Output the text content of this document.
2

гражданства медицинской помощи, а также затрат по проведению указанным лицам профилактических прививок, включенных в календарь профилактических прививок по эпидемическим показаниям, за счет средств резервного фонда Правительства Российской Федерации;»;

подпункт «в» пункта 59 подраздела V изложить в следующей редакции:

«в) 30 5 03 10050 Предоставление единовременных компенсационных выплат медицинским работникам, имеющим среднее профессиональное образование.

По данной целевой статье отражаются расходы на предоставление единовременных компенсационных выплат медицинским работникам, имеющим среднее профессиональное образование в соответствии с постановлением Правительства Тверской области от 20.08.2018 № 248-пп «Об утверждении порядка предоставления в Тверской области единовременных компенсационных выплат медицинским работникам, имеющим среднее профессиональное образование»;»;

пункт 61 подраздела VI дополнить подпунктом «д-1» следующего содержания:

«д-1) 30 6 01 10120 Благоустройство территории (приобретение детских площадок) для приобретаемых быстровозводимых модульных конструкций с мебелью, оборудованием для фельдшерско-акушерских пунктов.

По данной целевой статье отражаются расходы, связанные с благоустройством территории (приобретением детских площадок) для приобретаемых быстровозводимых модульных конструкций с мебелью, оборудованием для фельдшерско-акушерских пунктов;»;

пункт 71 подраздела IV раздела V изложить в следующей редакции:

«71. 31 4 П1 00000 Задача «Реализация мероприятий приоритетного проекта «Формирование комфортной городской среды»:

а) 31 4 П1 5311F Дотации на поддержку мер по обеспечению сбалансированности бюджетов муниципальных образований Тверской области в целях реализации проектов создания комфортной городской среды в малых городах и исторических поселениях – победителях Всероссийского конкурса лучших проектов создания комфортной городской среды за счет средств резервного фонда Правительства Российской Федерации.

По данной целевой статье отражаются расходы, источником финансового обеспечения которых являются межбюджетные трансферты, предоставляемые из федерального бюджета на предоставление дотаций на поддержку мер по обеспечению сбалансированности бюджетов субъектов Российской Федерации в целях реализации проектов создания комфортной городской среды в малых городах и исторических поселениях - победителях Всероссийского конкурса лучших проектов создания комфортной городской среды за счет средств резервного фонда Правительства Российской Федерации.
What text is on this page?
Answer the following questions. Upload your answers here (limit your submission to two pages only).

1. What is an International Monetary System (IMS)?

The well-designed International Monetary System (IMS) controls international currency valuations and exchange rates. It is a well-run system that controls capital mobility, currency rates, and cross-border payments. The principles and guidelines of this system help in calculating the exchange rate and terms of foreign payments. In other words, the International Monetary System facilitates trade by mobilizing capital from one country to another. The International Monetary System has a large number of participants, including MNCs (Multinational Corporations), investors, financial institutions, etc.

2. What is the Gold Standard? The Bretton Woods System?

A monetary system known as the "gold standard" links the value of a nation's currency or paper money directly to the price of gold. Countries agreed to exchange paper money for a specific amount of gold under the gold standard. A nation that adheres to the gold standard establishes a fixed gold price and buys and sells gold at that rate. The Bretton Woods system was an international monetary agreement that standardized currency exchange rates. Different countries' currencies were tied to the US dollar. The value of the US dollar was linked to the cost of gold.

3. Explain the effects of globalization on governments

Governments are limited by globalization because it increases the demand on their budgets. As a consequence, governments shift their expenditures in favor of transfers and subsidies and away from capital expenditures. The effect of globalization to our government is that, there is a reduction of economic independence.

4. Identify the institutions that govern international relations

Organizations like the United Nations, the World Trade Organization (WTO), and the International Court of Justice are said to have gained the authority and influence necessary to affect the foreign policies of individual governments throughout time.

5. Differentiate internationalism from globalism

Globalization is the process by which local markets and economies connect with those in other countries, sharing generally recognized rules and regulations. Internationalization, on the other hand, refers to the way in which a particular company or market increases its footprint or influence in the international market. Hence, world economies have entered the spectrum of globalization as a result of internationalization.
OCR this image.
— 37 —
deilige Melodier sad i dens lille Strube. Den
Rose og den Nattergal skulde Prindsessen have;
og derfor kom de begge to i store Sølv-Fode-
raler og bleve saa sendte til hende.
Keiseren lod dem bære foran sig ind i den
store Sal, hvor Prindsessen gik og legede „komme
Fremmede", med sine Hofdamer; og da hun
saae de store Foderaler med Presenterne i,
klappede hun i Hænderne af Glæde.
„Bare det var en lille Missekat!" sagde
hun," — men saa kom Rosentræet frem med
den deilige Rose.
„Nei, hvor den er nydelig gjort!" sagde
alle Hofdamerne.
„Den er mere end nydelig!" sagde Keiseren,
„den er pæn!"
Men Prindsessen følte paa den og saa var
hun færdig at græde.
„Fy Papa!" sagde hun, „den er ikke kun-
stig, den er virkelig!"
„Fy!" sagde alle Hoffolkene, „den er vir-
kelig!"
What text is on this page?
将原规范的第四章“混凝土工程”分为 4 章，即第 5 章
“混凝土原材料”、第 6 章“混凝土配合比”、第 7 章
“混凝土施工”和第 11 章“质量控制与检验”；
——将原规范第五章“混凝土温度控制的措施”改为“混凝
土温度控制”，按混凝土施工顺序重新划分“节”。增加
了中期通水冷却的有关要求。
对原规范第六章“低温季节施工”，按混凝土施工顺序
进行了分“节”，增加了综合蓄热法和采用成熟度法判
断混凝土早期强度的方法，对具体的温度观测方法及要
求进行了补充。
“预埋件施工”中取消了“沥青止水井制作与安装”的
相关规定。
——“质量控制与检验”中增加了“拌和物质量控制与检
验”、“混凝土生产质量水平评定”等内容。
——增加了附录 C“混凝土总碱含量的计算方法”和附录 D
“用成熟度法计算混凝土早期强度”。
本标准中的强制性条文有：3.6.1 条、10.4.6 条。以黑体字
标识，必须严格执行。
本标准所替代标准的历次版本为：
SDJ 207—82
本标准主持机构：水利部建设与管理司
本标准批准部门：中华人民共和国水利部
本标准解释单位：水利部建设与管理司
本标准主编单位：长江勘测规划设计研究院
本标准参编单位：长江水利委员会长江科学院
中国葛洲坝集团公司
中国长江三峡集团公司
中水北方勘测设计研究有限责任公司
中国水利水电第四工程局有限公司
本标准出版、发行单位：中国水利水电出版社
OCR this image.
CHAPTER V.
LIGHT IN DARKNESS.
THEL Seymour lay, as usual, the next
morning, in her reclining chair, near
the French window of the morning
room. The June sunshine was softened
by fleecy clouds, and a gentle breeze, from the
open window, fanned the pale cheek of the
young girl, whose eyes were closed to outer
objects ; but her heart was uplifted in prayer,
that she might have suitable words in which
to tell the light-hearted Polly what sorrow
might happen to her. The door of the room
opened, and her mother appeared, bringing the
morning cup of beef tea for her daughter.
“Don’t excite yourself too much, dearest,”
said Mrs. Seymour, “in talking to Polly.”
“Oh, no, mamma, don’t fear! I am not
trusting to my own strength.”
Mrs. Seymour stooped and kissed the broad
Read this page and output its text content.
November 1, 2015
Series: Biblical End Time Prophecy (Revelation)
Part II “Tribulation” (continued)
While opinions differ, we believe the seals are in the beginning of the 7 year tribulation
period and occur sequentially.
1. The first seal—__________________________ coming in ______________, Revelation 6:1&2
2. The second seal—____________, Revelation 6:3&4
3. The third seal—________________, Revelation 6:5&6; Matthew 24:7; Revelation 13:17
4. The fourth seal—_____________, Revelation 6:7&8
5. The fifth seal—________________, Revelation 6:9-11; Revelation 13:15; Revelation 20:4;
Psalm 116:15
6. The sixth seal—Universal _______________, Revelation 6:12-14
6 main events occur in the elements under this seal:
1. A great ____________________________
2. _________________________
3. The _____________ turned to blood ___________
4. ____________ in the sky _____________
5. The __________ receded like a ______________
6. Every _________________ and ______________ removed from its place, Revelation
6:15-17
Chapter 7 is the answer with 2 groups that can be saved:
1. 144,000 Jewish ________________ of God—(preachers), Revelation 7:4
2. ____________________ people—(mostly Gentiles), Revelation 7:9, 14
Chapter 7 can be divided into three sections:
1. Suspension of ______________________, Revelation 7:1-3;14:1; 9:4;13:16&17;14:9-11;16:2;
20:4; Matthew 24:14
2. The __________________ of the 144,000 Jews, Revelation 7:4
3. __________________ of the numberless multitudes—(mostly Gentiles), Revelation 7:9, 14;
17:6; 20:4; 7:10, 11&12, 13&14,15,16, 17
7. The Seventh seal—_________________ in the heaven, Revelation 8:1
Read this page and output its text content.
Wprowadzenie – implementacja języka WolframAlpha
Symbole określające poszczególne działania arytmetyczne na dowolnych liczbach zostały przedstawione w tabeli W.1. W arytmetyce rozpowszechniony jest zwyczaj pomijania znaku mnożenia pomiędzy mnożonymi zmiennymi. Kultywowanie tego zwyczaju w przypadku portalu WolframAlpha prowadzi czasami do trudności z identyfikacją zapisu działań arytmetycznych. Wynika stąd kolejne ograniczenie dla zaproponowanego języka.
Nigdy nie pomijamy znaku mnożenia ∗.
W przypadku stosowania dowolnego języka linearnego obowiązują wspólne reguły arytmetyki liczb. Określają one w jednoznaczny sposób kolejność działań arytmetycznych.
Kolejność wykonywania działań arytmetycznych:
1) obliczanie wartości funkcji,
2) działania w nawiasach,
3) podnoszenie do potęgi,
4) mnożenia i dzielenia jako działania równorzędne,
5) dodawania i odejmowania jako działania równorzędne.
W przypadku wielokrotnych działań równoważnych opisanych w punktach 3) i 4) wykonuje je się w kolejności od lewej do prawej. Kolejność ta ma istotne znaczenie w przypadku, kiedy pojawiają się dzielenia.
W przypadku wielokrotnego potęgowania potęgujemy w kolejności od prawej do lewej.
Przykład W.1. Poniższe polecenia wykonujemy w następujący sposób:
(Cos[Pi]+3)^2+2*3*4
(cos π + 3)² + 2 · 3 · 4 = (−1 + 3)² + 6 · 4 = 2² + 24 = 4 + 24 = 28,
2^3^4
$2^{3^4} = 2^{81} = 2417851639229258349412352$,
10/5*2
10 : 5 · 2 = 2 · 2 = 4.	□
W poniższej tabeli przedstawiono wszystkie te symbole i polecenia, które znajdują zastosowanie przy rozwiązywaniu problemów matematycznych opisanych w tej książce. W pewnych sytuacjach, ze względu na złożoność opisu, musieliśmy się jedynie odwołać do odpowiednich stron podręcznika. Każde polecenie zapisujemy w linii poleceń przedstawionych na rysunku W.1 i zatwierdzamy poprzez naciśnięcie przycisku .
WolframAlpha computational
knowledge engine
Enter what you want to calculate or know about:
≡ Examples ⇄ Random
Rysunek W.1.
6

▸ **Do this**: Note how many lines in the material hold the word "Gentiles", and give that number with nothing added.

▸ **Written reply**: 2